[Dataset excerpt]
================================

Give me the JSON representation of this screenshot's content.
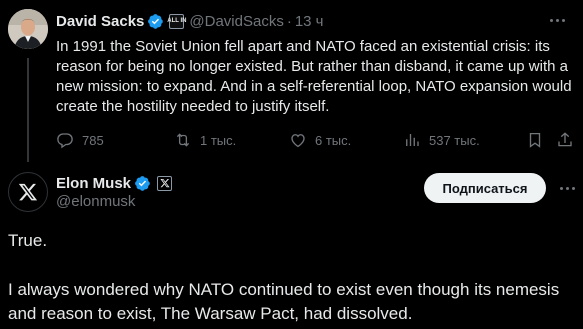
{
  "parent_tweet": {
    "author_name": "David Sacks",
    "handle": "@DavidSacks",
    "separator": "·",
    "time": "13 ч",
    "affiliate_badge_text": "ALL IN",
    "text": "In 1991 the Soviet Union fell apart and NATO faced an existential crisis: its reason for being no longer existed. But rather than disband, it came up with a new mission: to expand. And in a self-referential loop, NATO expansion would create the hostility needed to justify itself.",
    "actions": {
      "replies": "785",
      "retweets": "1 тыс.",
      "likes": "6 тыс.",
      "views": "537 тыс."
    }
  },
  "main_tweet": {
    "author_name": "Elon Musk",
    "handle": "@elonmusk",
    "subscribe_label": "Подписаться",
    "text_line_1": "True.",
    "text_line_2": "I always wondered why NATO continued to exist even though its nemesis and reason to exist, The Warsaw Pact, had dissolved."
  },
  "colors": {
    "background": "#000000",
    "text": "#e7e9ea",
    "muted": "#71767b",
    "verified_blue": "#1d9bf0",
    "button_bg": "#eff3f4"
  },
  "icons": {
    "verified": "verified-badge-icon",
    "reply": "reply-icon",
    "retweet": "retweet-icon",
    "like": "heart-icon",
    "views": "views-chart-icon",
    "bookmark": "bookmark-icon",
    "share": "share-icon",
    "more": "more-dots-icon",
    "x_logo": "x-logo-icon"
  }
}
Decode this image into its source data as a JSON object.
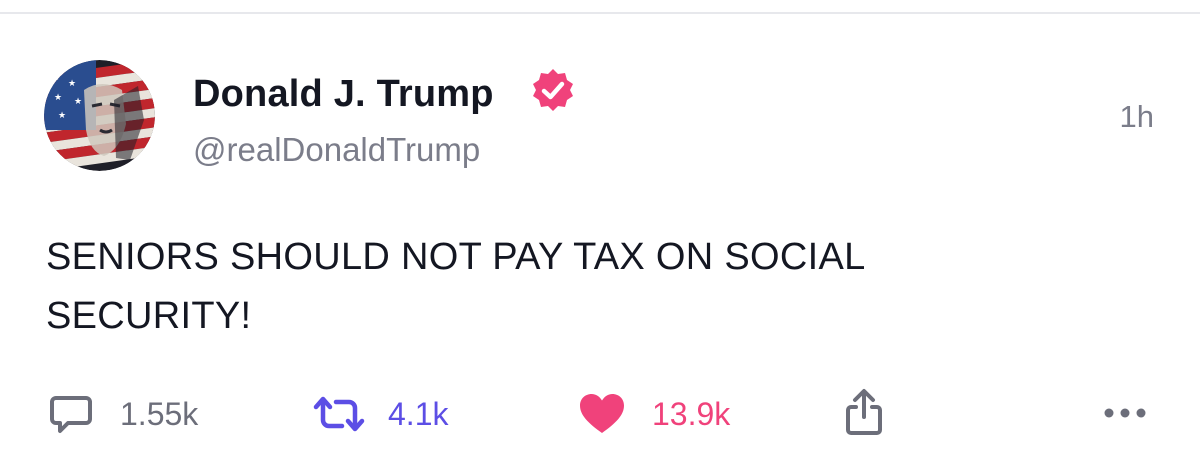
{
  "post": {
    "author": {
      "display_name": "Donald J. Trump",
      "handle": "@realDonaldTrump",
      "verified": true
    },
    "timestamp": "1h",
    "text_lines": [
      "SENIORS SHOULD NOT PAY TAX ON SOCIAL",
      "SECURITY!"
    ]
  },
  "actions": {
    "reply": {
      "icon": "comment-icon",
      "count": "1.55k"
    },
    "repost": {
      "icon": "repost-icon",
      "count": "4.1k",
      "color": "#5c4ee5"
    },
    "like": {
      "icon": "heart-icon",
      "count": "13.9k",
      "color": "#f0427b"
    },
    "share": {
      "icon": "share-icon"
    },
    "more": {
      "icon": "more-icon"
    }
  },
  "colors": {
    "verified_badge": "#f0427b",
    "text_primary": "#141722",
    "text_secondary": "#7b7d8a"
  }
}
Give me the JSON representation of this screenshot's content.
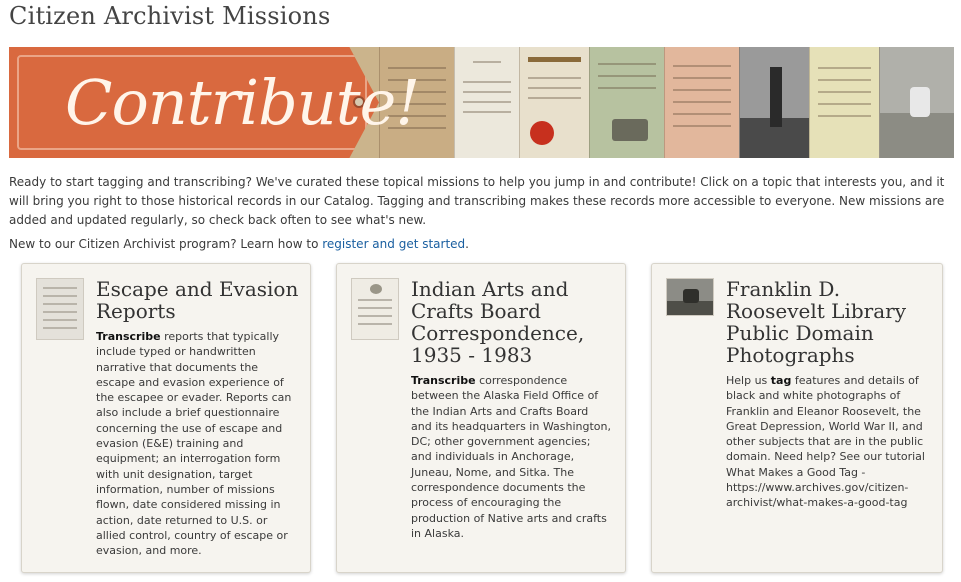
{
  "page": {
    "title": "Citizen Archivist Missions"
  },
  "banner": {
    "tag_text": "Contribute!"
  },
  "intro": {
    "paragraph": "Ready to start tagging and transcribing? We've curated these topical missions to help you jump in and contribute! Click on a topic that interests you, and it will bring you right to those historical records in our Catalog. Tagging and transcribing makes these records more accessible to everyone. New missions are added and updated regularly, so check back often to see what's new.",
    "new_prefix": "New to our Citizen Archivist program? Learn how to ",
    "new_link": "register and get started",
    "new_suffix": "."
  },
  "cards": [
    {
      "title_lines": [
        "Escape and Evasion",
        "Reports"
      ],
      "action": "Transcribe",
      "body": " reports that typically include typed or handwritten narrative that documents the escape and evasion experience of the escapee or evader. Reports can also include a brief questionnaire concerning the use of escape and evasion (E&E) training and equipment; an interrogation form with unit designation, target information, number of missions flown, date considered missing in action, date returned to U.S. or allied control, country of escape or evasion, and more."
    },
    {
      "title_lines": [
        "Indian Arts and",
        "Crafts Board",
        "Correspondence,",
        "1935 - 1983"
      ],
      "action": "Transcribe",
      "body": " correspondence between the Alaska Field Office of the Indian Arts and Crafts Board and its headquarters in Washington, DC; other government agencies; and individuals in Anchorage, Juneau, Nome, and Sitka. The correspondence documents the process of encouraging the production of Native arts and crafts in Alaska."
    },
    {
      "title_lines": [
        "Franklin D.",
        "Roosevelt Library",
        "Public Domain",
        "Photographs"
      ],
      "prefix": "Help us ",
      "action": "tag",
      "body": " features and details of black and white photographs of Franklin and Eleanor Roosevelt, the Great Depression, World War II, and other subjects that are in the public domain. Need help? See our tutorial What Makes a Good Tag - https://www.archives.gov/citizen-archivist/what-makes-a-good-tag"
    }
  ],
  "colors": {
    "banner_orange": "#d9693f",
    "link_blue": "#1a5fa0",
    "card_bg": "#f6f4ef"
  }
}
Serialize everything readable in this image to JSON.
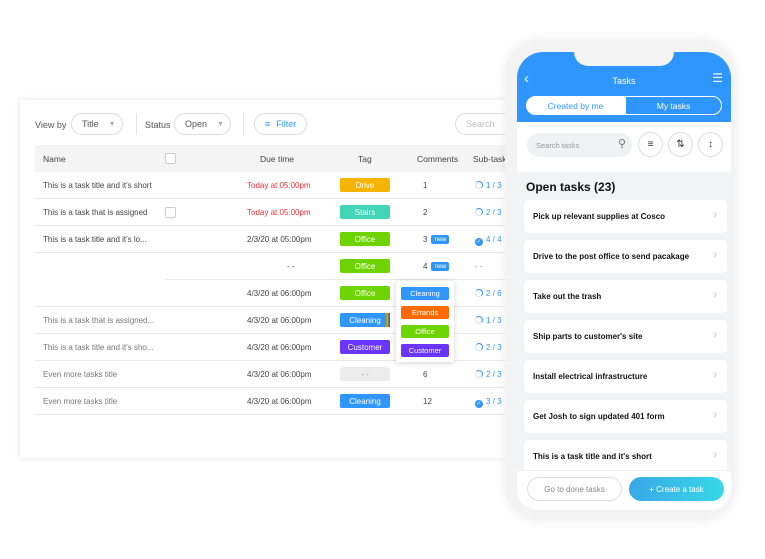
{
  "toolbar": {
    "view_by_label": "View by",
    "view_by_value": "Title",
    "status_label": "Status",
    "status_value": "Open",
    "filter_label": "Filter",
    "search_placeholder": "Search"
  },
  "columns": [
    "Name",
    "Due time",
    "Tag",
    "Comments",
    "Sub-tasks"
  ],
  "rows": [
    {
      "name": "This is a task title and it's short",
      "due": "Today at 05:00pm",
      "due_overdue": true,
      "tag": "Drive",
      "tag_color": "#f5b400",
      "comments": "1",
      "new": false,
      "subtasks": "1 / 3",
      "sub_done": false,
      "checkbox": false
    },
    {
      "name": "This is a task that is assigned",
      "due": "Today at 05:00pm",
      "due_overdue": true,
      "tag": "Stairs",
      "tag_color": "#3fd5b5",
      "comments": "2",
      "new": false,
      "subtasks": "2 / 3",
      "sub_done": false,
      "checkbox": true
    },
    {
      "name": "This is a task title and it's lo...",
      "due": "2/3/20 at 05:00pm",
      "tag": "Office",
      "tag_color": "#6ed400",
      "comments": "3",
      "new": true,
      "subtasks": "4 / 4",
      "sub_done": true
    },
    {
      "name": "",
      "due": "- -",
      "tag": "Office",
      "tag_color": "#6ed400",
      "comments": "4",
      "new": true,
      "subtasks": "- -",
      "indent": true
    },
    {
      "name": "",
      "due": "4/3/20 at 06:00pm",
      "tag": "Office",
      "tag_color": "#6ed400",
      "comments": "",
      "subtasks": "2 / 6",
      "sub_done": false
    },
    {
      "name": "This is a task that is assigned...",
      "due": "4/3/20 at 06:00pm",
      "tag": "Cleaning",
      "tag_color": "#2f96ff",
      "comments": "",
      "subtasks": "1 / 3",
      "sub_done": false
    },
    {
      "name": "This is a task title and it's sho...",
      "due": "4/3/20 at 06:00pm",
      "tag": "Customer",
      "tag_color": "#6a35ff",
      "comments": "",
      "subtasks": "2 / 3",
      "sub_done": false
    },
    {
      "name": "Even more tasks title",
      "due": "4/3/20 at 06:00pm",
      "tag": "- -",
      "tag_color": "#ececec",
      "comments": "6",
      "subtasks": "2 / 3",
      "sub_done": false
    },
    {
      "name": "Even more tasks title",
      "due": "4/3/20 at 06:00pm",
      "tag": "Cleaning",
      "tag_color": "#2f96ff",
      "comments": "12",
      "subtasks": "3 / 3",
      "sub_done": true
    }
  ],
  "new_badge": "new",
  "tag_dropdown": [
    {
      "label": "Cleaning",
      "color": "#2f96ff"
    },
    {
      "label": "Errands",
      "color": "#ff6a00"
    },
    {
      "label": "Office",
      "color": "#6ed400"
    },
    {
      "label": "Customer",
      "color": "#6a35ff"
    }
  ],
  "phone": {
    "title": "Tasks",
    "tabs": [
      "Created by me",
      "My tasks"
    ],
    "search_placeholder": "Search tasks",
    "section_title": "Open tasks (23)",
    "tasks": [
      "Pick up relevant supplies at Cosco",
      "Drive to the post office to send pacakage",
      "Take out the trash",
      "Ship parts to customer's site",
      "Install electrical infrastructure",
      "Get Josh to sign updated 401 form",
      "This is a task title and it's short"
    ],
    "done_button": "Go to done tasks",
    "create_button": "+ Create a task"
  },
  "colors": {
    "accent": "#2f96ff",
    "overdue": "#e8333a"
  }
}
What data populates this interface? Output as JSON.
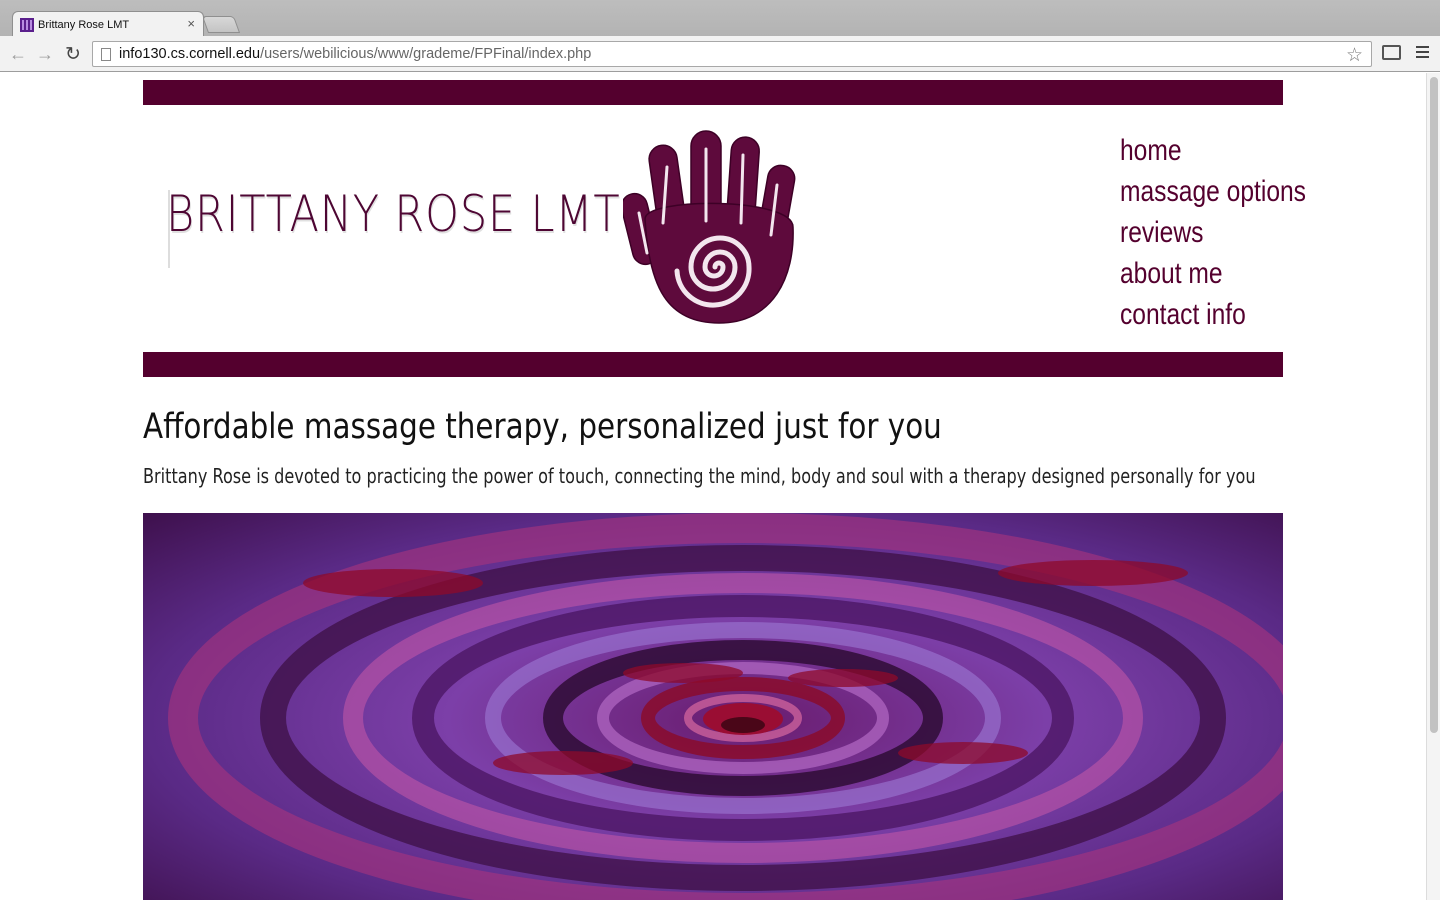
{
  "browser": {
    "tab_title": "Brittany Rose LMT",
    "tab_close": "×",
    "url_host": "info130.cs.cornell.edu",
    "url_path": "/users/webilicious/www/grademe/FPFinal/index.php",
    "back_icon": "←",
    "forward_icon": "→",
    "reload_icon": "↻",
    "star_icon": "☆"
  },
  "site": {
    "logo_text": "BRITTANY ROSE LMT",
    "emblem": "spiral-hand-icon",
    "brand_color": "#54002e",
    "nav": [
      {
        "label": "home"
      },
      {
        "label": "massage options"
      },
      {
        "label": "reviews"
      },
      {
        "label": "about me"
      },
      {
        "label": "contact info"
      }
    ]
  },
  "main": {
    "headline": "Affordable massage therapy, personalized just for you",
    "subtext": "Brittany Rose is devoted to practicing the power of touch, connecting the mind, body and soul with a therapy designed personally for you",
    "hero_image": "water-ripple-photo"
  }
}
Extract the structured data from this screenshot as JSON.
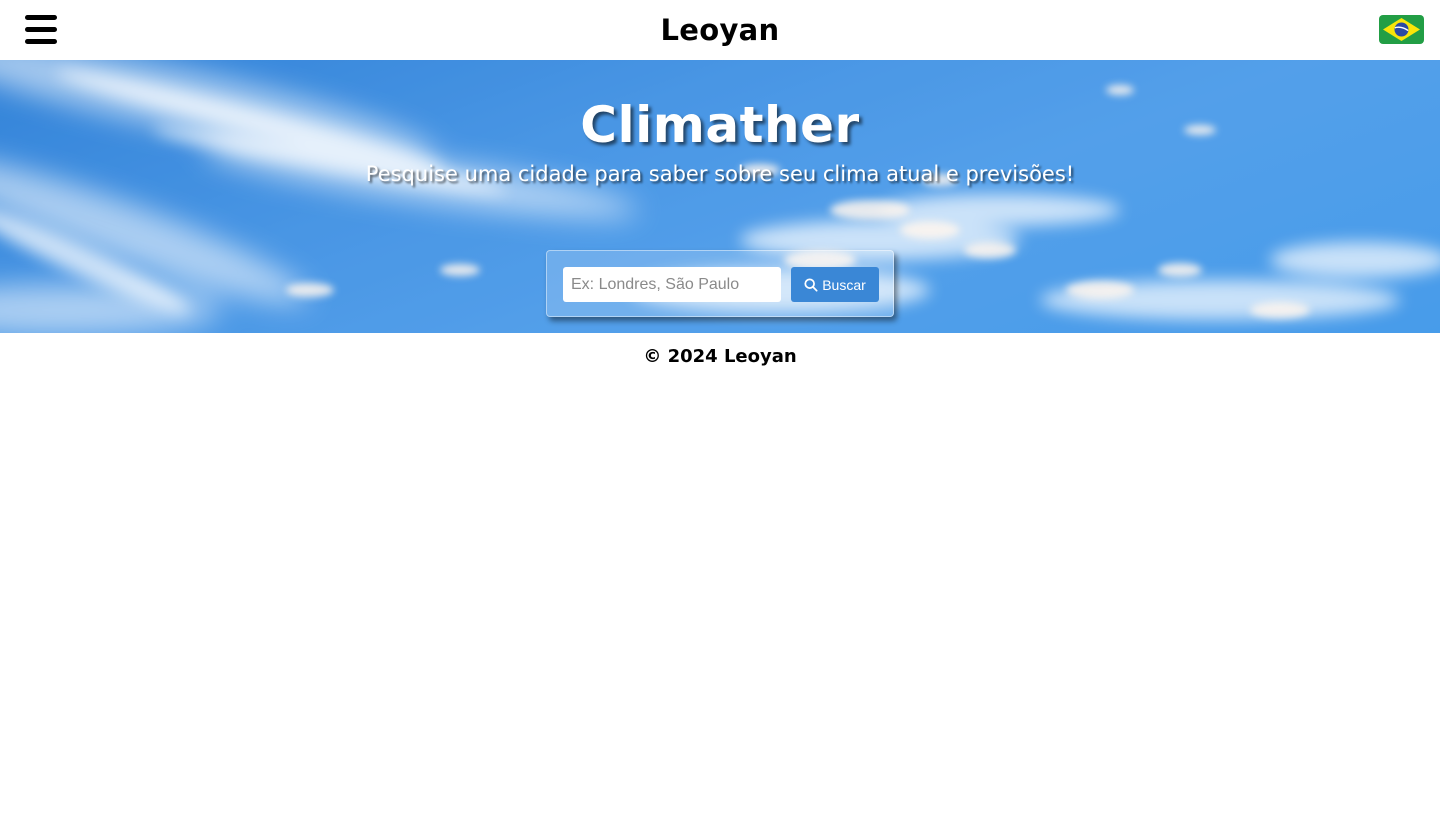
{
  "header": {
    "menu_icon": "hamburger-menu-icon",
    "brand": "Leoyan",
    "language_flag": "brazil-flag-icon"
  },
  "hero": {
    "title": "Climather",
    "subtitle": "Pesquise uma cidade para saber sobre seu clima atual e previsões!",
    "background": "blue-sky-clouds-photo"
  },
  "search": {
    "placeholder": "Ex: Londres, São Paulo",
    "value": "",
    "button_label": "Buscar",
    "button_icon": "search-icon"
  },
  "footer": {
    "copyright": "© 2024 Leoyan"
  },
  "colors": {
    "accent": "#3a87d6",
    "sky": "#4c98e6",
    "flag_green": "#229e45",
    "flag_yellow": "#f8e509",
    "flag_blue": "#2b49a3"
  }
}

================================

- _Exercise aim_
Go through the records and pull out each line that includes the word "handle".

- _Solution to this task_
    "handle": "@DavidSacks",
    "handle": "@elonmusk",
      "handle": "@realDonaldTrump",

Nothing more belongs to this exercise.